Problem to work on: Read through the records below and copy each line that uses the word "this".

Supplied material:
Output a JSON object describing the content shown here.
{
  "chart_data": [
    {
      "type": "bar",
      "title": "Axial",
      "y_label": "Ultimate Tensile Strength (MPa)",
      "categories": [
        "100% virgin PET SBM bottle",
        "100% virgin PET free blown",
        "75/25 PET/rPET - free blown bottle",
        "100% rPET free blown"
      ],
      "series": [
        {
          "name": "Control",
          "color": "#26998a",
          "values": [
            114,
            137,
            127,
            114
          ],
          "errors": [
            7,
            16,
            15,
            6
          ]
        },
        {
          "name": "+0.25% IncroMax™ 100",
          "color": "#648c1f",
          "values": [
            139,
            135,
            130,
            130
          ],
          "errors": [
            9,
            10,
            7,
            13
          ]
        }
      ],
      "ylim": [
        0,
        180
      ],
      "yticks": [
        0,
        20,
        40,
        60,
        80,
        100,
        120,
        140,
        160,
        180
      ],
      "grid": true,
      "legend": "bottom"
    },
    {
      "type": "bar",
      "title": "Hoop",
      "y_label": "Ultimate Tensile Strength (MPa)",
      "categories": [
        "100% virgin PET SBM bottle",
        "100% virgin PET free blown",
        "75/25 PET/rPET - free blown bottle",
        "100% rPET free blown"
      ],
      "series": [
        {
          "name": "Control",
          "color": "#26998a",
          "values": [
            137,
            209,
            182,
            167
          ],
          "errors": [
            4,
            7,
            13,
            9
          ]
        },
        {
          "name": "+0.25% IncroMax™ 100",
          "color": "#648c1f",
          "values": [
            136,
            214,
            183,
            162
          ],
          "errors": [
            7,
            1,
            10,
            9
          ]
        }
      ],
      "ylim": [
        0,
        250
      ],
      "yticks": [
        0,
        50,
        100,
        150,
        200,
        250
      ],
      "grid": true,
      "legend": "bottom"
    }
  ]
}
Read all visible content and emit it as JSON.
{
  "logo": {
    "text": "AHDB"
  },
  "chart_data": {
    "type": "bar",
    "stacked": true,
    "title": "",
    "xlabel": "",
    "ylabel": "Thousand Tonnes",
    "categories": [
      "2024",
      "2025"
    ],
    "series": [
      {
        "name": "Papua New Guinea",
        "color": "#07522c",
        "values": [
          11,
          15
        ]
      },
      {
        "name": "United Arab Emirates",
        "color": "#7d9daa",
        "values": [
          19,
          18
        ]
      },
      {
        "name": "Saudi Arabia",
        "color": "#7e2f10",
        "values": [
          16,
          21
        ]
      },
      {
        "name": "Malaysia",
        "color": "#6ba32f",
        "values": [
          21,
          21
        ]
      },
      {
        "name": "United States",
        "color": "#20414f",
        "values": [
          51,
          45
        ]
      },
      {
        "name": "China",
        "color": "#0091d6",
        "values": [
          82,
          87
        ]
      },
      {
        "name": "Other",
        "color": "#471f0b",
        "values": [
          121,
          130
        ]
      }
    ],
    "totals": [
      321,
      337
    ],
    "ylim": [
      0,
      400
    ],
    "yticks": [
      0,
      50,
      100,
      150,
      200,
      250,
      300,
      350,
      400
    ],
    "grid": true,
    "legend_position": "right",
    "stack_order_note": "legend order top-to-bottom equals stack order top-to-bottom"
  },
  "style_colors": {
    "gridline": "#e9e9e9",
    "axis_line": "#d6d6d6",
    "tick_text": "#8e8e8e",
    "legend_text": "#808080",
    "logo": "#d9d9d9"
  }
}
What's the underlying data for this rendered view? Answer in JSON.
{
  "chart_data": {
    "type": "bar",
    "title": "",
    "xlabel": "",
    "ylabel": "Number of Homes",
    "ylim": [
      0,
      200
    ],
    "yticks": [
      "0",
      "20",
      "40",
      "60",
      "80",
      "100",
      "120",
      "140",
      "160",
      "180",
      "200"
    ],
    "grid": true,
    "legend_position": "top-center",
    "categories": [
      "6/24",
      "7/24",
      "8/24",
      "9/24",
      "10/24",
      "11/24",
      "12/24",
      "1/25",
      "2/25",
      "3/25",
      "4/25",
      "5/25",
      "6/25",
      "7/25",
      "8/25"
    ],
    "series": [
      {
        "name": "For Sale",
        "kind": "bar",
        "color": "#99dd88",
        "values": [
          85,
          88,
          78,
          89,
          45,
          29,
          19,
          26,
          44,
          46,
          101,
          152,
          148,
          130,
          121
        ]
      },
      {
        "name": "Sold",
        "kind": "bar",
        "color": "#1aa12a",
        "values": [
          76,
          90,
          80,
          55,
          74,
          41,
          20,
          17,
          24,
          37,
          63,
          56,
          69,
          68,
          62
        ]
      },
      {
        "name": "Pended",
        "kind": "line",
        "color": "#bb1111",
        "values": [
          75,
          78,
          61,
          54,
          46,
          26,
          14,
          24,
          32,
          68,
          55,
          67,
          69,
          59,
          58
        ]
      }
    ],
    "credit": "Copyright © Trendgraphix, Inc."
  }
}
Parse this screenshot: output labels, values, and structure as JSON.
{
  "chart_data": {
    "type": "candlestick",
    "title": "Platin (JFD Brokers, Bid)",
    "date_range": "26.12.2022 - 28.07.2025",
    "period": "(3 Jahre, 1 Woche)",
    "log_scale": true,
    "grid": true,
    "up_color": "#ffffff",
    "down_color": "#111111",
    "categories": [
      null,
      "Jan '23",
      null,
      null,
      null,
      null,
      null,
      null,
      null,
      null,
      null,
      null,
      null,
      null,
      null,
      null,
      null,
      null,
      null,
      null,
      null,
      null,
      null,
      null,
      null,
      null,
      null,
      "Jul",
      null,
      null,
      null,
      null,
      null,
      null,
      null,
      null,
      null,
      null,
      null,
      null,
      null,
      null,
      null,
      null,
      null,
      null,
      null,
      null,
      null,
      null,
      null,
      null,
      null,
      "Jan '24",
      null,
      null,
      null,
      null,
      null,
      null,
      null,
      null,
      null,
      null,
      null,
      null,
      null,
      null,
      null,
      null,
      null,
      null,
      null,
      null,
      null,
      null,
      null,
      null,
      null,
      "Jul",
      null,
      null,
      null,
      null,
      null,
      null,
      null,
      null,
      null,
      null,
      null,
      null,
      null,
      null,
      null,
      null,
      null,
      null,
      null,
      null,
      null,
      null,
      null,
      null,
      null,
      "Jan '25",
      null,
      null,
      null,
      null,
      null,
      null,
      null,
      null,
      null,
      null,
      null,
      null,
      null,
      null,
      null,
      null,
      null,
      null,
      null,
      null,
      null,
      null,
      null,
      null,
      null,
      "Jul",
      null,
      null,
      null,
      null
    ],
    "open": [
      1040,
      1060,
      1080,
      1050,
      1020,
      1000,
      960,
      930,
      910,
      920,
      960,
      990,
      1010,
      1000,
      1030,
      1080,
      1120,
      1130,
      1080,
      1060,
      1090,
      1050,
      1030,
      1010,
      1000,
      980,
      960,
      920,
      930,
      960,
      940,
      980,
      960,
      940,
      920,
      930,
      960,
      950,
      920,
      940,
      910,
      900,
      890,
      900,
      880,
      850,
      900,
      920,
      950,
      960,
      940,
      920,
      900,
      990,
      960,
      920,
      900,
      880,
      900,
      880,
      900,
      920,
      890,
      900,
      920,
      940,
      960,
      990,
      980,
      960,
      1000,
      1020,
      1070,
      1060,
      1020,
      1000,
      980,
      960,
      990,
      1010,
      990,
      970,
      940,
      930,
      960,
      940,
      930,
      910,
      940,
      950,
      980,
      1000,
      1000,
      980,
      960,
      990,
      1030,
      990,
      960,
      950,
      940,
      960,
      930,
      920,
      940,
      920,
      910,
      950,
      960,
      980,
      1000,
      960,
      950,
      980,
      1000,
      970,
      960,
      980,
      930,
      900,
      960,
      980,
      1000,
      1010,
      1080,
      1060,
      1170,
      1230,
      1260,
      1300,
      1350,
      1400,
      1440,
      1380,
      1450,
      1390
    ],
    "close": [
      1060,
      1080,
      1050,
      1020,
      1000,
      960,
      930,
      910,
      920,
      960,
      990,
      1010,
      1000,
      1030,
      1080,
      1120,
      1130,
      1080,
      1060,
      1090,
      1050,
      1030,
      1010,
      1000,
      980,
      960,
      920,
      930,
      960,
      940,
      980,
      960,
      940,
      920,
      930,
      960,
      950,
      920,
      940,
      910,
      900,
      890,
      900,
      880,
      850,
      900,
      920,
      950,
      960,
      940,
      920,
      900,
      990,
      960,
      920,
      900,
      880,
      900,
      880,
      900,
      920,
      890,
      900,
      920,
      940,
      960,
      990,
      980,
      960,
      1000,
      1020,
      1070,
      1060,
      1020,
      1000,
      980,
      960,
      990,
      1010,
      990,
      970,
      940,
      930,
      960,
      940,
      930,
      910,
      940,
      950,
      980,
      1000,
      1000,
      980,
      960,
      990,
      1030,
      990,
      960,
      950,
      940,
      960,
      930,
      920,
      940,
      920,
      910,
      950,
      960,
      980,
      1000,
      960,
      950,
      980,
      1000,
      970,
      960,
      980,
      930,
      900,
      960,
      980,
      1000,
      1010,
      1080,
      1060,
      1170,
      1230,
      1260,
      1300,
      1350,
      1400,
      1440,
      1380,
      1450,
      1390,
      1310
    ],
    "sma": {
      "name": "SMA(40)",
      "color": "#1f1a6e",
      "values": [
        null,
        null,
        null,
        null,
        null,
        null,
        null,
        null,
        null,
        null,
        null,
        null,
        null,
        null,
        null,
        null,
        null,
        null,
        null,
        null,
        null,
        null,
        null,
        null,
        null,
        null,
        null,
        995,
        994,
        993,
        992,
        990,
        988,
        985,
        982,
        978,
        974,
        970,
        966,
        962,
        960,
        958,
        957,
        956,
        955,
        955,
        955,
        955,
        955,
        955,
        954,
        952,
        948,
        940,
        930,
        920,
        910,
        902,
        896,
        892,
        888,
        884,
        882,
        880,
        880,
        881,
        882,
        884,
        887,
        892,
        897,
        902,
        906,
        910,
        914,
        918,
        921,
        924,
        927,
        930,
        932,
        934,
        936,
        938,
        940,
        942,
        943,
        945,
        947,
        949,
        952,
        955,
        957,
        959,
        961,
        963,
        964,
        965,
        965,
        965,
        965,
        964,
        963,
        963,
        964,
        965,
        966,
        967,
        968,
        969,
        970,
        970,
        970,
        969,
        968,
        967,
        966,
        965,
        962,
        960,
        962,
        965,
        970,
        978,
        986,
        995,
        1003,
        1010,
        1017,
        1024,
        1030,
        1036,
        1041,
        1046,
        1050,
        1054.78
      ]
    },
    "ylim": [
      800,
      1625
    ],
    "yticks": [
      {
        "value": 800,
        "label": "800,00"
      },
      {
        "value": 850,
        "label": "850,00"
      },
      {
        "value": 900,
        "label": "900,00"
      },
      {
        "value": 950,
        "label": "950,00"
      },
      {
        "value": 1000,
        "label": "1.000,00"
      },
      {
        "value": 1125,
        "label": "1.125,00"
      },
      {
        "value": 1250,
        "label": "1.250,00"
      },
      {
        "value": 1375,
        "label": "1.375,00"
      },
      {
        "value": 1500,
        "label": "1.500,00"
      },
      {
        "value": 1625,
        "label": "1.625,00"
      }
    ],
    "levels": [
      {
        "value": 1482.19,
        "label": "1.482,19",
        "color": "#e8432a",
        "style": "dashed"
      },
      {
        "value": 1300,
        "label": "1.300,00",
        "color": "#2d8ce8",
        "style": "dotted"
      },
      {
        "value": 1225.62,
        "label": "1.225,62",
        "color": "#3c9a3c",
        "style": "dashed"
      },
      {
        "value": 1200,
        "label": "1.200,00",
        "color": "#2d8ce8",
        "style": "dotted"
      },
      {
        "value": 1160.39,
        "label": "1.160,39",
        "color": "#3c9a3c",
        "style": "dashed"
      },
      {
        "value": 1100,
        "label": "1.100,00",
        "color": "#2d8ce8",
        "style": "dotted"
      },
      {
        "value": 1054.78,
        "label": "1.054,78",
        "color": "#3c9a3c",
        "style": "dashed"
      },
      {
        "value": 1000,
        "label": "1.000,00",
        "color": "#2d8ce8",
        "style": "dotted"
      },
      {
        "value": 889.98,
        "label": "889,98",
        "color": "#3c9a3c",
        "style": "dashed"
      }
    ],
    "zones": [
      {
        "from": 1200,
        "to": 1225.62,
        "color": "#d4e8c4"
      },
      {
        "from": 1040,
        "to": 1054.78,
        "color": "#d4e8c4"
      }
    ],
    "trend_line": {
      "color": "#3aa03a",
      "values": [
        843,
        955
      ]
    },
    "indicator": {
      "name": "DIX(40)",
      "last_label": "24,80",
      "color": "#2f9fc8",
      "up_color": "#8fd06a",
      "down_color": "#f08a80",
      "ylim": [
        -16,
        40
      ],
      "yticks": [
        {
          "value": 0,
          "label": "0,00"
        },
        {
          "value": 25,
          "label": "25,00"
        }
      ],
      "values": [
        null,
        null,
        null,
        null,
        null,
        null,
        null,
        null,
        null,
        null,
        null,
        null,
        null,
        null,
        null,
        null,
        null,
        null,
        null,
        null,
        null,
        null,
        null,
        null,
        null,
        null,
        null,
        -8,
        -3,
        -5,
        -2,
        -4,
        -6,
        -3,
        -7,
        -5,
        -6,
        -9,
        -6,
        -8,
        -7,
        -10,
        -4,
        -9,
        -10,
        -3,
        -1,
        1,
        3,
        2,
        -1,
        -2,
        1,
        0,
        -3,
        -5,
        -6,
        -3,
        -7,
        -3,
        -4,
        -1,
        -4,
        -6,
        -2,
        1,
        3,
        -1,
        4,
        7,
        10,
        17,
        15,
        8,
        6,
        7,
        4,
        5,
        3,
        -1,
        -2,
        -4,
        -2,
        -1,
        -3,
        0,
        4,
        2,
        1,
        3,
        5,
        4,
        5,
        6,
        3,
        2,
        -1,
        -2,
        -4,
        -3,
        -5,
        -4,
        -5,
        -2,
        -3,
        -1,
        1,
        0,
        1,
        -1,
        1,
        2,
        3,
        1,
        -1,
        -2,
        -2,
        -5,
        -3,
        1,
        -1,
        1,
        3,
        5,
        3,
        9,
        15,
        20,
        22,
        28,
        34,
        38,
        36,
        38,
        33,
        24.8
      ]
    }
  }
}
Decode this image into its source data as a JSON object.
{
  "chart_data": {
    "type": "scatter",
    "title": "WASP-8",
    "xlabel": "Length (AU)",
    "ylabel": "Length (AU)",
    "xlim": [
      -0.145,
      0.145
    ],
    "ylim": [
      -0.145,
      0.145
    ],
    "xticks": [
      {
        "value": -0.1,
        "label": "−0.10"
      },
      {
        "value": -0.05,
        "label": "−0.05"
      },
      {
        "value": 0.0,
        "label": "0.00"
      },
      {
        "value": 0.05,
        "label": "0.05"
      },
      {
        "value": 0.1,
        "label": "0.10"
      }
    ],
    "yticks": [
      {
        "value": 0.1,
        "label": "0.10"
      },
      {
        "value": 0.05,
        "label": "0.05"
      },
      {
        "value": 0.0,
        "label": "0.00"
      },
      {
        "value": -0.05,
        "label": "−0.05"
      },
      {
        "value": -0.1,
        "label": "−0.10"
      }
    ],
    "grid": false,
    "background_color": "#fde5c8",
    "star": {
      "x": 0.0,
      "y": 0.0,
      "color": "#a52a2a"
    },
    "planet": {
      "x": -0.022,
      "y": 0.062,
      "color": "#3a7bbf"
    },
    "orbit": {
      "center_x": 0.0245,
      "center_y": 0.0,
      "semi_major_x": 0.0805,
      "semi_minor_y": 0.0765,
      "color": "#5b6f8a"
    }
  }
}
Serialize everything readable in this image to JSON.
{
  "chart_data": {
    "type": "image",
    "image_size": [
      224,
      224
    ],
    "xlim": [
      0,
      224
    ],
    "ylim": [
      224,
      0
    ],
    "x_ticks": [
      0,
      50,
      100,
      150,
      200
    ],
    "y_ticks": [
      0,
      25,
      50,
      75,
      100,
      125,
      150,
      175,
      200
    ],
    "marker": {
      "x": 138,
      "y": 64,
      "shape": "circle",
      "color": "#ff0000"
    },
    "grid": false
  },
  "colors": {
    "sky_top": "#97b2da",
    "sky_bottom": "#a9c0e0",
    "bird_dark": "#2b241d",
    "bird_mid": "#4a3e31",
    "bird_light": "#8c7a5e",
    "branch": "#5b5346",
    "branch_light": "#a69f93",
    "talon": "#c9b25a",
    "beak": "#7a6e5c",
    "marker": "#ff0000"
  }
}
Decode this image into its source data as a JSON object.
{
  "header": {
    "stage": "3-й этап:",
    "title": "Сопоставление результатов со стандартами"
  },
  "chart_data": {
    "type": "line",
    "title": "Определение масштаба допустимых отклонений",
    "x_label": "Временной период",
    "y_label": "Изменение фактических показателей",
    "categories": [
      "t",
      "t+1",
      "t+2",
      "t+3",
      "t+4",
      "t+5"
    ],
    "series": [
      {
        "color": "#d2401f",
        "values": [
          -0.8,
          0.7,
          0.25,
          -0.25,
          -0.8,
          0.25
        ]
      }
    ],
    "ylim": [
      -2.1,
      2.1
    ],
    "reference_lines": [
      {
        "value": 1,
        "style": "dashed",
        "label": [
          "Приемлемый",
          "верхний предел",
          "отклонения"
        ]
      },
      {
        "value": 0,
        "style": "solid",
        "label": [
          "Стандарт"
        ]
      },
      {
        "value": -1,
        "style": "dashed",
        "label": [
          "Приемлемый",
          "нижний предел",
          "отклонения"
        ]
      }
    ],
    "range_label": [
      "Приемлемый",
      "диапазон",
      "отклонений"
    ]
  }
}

Solution to the problem:
What's the underlying data for this rendered view? Answer in JSON.
Parse this screenshot: output labels, values, and structure as JSON.
Decode this image into its source data as a JSON object.
Serialize everything readable in this image to JSON.
Decode this image into its source data as a JSON object.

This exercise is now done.